**DATA ROWS:**
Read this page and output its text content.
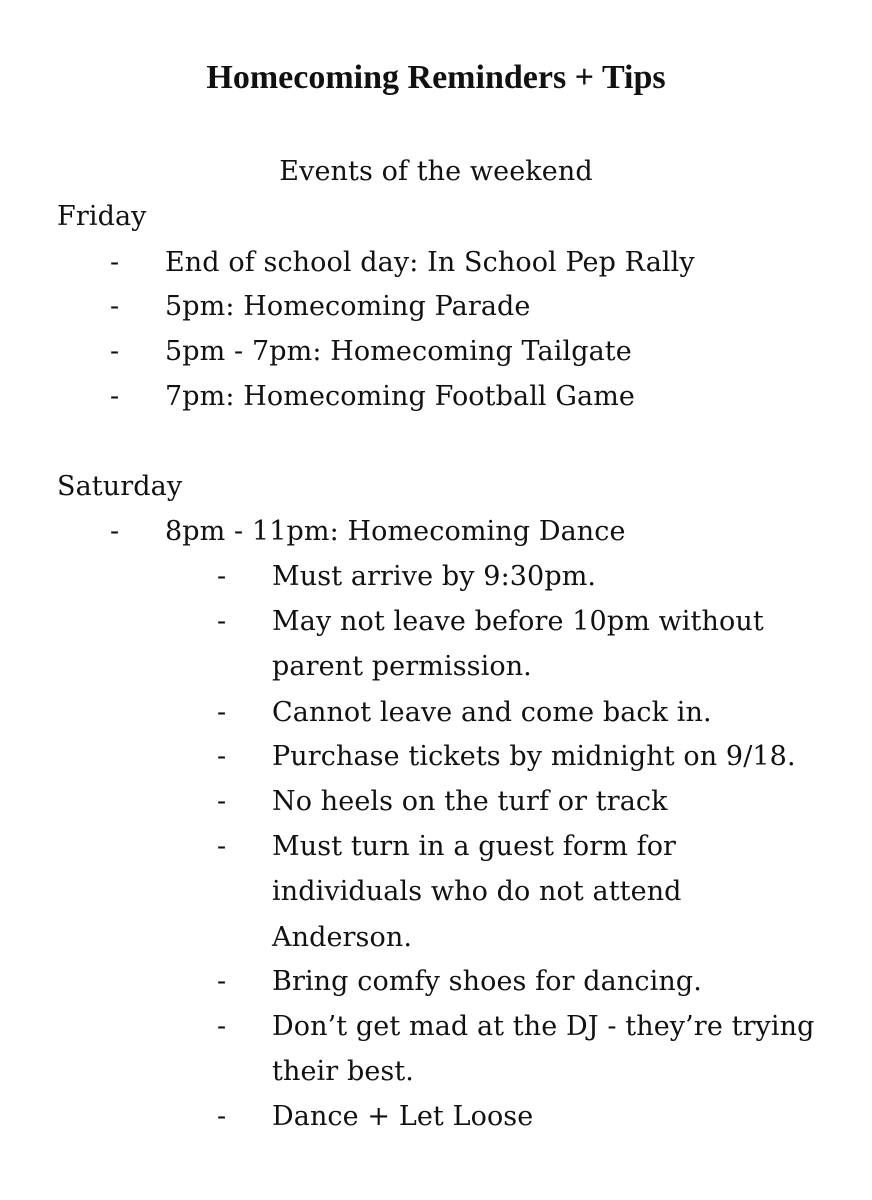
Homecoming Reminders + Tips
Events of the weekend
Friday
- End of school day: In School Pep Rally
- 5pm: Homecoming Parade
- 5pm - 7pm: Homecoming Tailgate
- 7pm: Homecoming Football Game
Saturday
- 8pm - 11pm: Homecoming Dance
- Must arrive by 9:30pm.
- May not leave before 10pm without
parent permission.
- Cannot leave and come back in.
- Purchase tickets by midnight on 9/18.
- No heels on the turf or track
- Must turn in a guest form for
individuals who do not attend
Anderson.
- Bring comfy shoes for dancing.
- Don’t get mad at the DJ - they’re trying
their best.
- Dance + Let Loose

**WHAT IS REQUIRED:** Copy each line above precisely, dropping the pictures.

**EXERCISE ANSWER:**
Read this page and output its text content.
Homecoming Reminders + Tips
Events of the weekend
Friday
- End of school day: In School Pep Rally
- 5pm: Homecoming Parade
- 5pm - 7pm: Homecoming Tailgate
- 7pm: Homecoming Football Game
Saturday
- 8pm - 11pm: Homecoming Dance
- Must arrive by 9:30pm.
- May not leave before 10pm without
parent permission.
- Cannot leave and come back in.
- Purchase tickets by midnight on 9/18.
- No heels on the turf or track
- Must turn in a guest form for
individuals who do not attend
Anderson.
- Bring comfy shoes for dancing.
- Don’t get mad at the DJ - they’re trying
their best.
- Dance + Let Loose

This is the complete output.